TEXTAUSZUG:

Innenpolitisch will die Schweizer Regierung beim Auslandeinsatz kein Geschirr zerschlagen. Bühnenreife Pirouetten drehte die Armeespitze, als sie die Kommandostruktur des Kfor-Einsatzes erläuterte: Swisscoy werde von einem Schweizer Offizier befehligt und bloss einem österreichischen mechanisierten Bataillon angegliedert. Dieses werde wiederum die Deutsche Brigade unterstützen. Aber selbstverständlich sei kein Schweizer Soldat einem fremdem Befehl unterstellt, obwohl die Swisscoy natürlich entsprechend den Vorgaben der Nato ihren Beitrag leiste und die Verbandsausbildung auch nach Nato-Order erfolgt. Alles unklar? Um den Ärger der nationalkonservativen Neutralitätsgläubigen zu dämpfen, zündet das VBS ein paar verbale Nebelpetarden.

Keine Nebensache
Man könnte einwenden: Es ist doch sinnvoller, wenn sich die Armee im Kosovo nützlich macht, als wenn sie in Schweizer Wäldern einem militärischen Feind nachrennt. Aber: Das ist schlicht die falsche Fragestellung. Geht es denn darum, der Armee eine Beschäftigung zu organisieren? Ziel muss vielmehr sein, einen sinnvollen Beitrag der Schweiz für den Wiederaufbau im zerstörten Kosovo und anderswo zu definieren. Realität ist, dass der Krieg und die jetzige Militärpräsenz bisher insgesamt 100 Milliarden gekostet haben. Für den Stabilitätspakt in Südosteuropa ist in den nächsten Jahren eine einzige Milliarde vorgesehen. So betrachtet ist der Schweizer Armeeeinsatz absurd.
Für die friedens- und entwicklungspolitisch engagierten Kräfte wird in den kommenden Jahren entscheidend sein, dass die Diskussion über einen schweizerischen Beitrag zur Friedensförderung nicht von den Legitimationsinteressen der Armee bestimmt wird. Wenn die Frage im Zentrum steht, in welchen Bereichen die Armee allenfalls noch etwas beitragen könnte, selbst wenn die Leistungen sehr teurer erbracht werden und sie nicht zu ihren eigentlichen Aufgaben gehören, einfach nur, weil es die Armee ja sowieso gibt, dann werden auf zivile Bundesstellen, Hilfswerke und andere Nichtregierungsorganisationen eine Reihe von Problemen zukommen. Warum sollen Hilfswerke Wiederaufbauarbeit leisten, wenn die Armee das doch auch kann? Warum soll man ein Katastrophenhilfekorps weiterführen, wenn die Armee teure Parallelstrukturen aufbaut? Vorerst sind das hypothetische Fragen. Aber wenn die Diskussion weiter so verkehrt läuft wie bisher, dann werden diese Fragen schneller real als uns lieb ist. Darum: Nicht Soforthilfe für die Armee, sondern für krisengeplagte Regionen ist gefragt, mit zivilen Strukturen und ohne Armee.

AUFGABEN:
A – Gib den Absatz des Textauszugs, der mit „Innenpolitisch will die Schweizer Regierung“ beginnt, kürzer als Stichpunktliste wieder und behalte dabei die wesentlichen Fakten bei.
B – Übersetze den Satz „Für den Stabilitätspakt in Südosteuropa ist in den nächsten Jahren eine einzige Milliarde vorgesehen.“ aus dem Textauszug ins Englische.
C – Nenne alle Sätze des Textauszugs, die mit einem Fragezeichen enden.

Gespeicherte Dateneinträge
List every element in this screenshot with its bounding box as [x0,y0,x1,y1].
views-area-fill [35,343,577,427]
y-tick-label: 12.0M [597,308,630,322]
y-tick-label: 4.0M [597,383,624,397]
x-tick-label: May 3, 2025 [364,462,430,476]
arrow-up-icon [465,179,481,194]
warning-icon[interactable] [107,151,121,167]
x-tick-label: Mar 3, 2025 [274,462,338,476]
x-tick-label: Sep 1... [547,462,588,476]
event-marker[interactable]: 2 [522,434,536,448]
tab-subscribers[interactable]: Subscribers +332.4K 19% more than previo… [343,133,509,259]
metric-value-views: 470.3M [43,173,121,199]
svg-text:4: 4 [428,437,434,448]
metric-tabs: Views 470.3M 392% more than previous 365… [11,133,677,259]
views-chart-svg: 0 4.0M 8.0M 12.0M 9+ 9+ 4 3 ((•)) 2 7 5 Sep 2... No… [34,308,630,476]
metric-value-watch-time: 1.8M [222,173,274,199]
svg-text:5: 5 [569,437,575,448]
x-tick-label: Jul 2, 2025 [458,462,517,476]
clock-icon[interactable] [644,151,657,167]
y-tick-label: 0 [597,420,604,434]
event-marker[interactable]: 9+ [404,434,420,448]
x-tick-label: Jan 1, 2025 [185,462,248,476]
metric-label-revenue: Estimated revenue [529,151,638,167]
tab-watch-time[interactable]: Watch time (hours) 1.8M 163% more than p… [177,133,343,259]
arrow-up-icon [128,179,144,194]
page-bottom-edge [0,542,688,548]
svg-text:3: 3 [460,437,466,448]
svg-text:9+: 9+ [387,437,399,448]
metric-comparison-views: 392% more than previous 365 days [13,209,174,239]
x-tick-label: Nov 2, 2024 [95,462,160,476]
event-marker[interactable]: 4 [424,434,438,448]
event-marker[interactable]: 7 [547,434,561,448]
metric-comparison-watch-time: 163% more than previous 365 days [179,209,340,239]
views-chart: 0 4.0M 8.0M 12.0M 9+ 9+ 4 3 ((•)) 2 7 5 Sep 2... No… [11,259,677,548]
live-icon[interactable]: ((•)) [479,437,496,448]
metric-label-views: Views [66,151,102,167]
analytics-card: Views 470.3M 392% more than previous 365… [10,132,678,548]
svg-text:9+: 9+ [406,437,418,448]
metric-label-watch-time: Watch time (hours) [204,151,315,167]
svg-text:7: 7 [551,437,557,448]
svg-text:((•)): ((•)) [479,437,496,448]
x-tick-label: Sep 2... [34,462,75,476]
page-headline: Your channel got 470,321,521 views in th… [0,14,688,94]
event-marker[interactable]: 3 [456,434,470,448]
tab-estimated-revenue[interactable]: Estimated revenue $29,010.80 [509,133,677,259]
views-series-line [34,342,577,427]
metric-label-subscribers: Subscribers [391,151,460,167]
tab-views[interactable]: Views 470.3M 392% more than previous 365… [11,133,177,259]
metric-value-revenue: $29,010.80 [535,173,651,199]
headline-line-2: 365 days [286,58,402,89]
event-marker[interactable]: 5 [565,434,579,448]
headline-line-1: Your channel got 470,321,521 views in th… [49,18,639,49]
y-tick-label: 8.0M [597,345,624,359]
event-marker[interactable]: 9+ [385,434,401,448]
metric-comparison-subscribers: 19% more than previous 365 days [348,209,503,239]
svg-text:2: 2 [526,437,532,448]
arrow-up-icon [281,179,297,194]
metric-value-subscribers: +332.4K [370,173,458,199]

LÖSUNGEN:
A –
- Die Schweizer Regierung will beim Auslandeinsatz innenpolitisch kein Geschirr zerschlagen.
- Laut Armeespitze befehligt ein Schweizer Offizier die Swisscoy. Sie ist einem österreichischen mechanisierten Bataillon angegliedert, das wiederum die Deutsche Brigade unterstützt.
- Kein Schweizer Soldat soll einem fremden Befehl unterstellt sein. Trotzdem leistet die Swisscoy ihren Beitrag nach den Vorgaben der Nato, und die Verbandsausbildung erfolgt nach Nato-Order.
- Mit verbalen Nebelpetarden will das VBS den Ärger der nationalkonservativen Neutralitätsgläubigen dämpfen.

B – For the Stability Pact in Southeastern Europe, a single billion has been earmarked for the coming years.

C –
- Alles unklar?
- Geht es denn darum, der Armee eine Beschäftigung zu organisieren?
- Warum sollen Hilfswerke Wiederaufbauarbeit leisten, wenn die Armee das doch auch kann?
- Warum soll man ein Katastrophenhilfekorps weiterführen, wenn die Armee teure Parallelstrukturen aufbaut?